**Work required**
Check each line of the records below for the string "JSON", then state how many lines contain it, with no other output.

---- Records for the task

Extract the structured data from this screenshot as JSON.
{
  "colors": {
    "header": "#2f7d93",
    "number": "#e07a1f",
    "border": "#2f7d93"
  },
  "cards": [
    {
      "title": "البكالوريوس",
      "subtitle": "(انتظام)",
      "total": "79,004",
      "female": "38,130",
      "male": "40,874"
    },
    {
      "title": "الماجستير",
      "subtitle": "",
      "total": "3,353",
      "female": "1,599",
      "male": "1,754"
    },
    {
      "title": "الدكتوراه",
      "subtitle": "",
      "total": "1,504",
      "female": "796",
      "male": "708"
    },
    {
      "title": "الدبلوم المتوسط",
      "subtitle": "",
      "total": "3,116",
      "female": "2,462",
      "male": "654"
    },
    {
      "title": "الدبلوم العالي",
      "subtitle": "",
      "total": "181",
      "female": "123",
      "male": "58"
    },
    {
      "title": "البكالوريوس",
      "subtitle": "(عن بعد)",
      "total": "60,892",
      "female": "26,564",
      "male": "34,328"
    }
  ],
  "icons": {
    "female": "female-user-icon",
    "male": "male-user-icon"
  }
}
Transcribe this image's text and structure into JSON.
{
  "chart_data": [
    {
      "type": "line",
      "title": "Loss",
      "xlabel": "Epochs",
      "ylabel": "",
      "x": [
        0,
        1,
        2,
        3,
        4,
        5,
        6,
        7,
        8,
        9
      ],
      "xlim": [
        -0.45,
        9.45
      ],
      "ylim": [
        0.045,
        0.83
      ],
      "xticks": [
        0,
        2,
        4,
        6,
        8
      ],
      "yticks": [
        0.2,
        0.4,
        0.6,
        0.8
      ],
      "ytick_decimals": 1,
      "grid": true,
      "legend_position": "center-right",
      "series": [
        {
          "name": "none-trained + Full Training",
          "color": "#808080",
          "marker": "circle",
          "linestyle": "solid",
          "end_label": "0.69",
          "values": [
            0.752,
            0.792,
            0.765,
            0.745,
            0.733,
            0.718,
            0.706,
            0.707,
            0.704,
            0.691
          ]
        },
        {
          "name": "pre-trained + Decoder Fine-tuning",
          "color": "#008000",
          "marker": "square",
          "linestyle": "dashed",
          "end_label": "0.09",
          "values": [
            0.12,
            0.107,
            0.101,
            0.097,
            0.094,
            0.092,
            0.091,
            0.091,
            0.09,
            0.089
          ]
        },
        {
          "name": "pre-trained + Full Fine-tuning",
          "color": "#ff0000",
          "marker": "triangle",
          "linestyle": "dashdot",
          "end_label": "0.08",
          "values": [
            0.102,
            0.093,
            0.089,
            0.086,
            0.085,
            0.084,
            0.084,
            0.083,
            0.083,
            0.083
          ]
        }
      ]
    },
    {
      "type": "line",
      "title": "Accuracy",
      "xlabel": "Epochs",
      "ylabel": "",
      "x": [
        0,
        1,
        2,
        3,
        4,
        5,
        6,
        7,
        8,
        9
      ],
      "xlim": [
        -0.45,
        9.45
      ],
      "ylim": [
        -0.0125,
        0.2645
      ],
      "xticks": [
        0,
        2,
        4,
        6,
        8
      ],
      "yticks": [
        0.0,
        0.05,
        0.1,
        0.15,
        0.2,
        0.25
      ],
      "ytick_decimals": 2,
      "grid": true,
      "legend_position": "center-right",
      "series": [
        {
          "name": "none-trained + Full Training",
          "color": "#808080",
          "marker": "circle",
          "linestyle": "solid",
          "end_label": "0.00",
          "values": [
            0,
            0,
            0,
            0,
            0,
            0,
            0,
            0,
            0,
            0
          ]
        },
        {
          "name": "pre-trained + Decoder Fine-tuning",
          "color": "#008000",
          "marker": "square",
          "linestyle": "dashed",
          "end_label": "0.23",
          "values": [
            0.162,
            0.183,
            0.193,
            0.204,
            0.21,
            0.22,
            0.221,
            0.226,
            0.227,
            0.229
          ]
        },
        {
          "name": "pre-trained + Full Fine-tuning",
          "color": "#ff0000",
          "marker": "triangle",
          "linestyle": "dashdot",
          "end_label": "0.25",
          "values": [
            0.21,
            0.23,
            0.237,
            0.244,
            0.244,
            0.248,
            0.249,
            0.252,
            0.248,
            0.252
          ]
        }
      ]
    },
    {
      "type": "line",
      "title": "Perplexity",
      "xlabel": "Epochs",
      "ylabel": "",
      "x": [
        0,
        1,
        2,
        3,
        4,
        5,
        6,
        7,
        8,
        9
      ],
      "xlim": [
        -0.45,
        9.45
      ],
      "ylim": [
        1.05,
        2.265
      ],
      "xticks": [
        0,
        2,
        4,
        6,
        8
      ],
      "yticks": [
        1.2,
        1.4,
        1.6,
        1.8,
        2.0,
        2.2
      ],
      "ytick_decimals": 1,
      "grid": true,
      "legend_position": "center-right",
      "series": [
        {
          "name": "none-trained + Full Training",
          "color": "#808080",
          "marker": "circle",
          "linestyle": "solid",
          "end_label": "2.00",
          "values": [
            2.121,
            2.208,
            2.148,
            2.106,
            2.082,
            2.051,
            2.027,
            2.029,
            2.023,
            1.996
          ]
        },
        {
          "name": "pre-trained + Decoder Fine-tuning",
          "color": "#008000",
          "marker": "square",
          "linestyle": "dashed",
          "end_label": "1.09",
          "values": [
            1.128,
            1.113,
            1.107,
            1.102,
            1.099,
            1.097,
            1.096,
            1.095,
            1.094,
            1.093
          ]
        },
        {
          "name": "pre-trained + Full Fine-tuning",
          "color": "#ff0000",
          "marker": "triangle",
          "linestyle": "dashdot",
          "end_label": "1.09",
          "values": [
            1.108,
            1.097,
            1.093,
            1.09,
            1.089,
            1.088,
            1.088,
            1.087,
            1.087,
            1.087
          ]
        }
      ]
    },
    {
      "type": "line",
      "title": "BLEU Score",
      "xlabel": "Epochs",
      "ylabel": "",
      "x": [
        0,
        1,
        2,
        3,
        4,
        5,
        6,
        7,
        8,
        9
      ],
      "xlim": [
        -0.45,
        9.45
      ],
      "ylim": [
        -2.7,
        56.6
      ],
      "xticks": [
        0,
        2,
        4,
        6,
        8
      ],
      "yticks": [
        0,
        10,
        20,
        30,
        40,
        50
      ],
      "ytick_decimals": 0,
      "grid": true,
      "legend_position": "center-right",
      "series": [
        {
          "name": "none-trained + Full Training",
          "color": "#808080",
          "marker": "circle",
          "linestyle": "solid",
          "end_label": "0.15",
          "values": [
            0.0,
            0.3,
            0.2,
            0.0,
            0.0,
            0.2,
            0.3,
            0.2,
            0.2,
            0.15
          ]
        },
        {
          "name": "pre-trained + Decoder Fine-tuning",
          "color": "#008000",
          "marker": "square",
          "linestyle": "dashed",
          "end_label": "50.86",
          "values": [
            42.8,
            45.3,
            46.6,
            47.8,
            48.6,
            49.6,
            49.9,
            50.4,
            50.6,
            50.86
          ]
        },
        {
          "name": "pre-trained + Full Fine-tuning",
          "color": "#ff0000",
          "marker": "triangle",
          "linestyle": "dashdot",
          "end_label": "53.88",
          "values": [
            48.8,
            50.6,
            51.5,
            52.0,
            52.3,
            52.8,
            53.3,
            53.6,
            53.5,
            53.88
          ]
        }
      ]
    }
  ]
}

--------

**Result**
2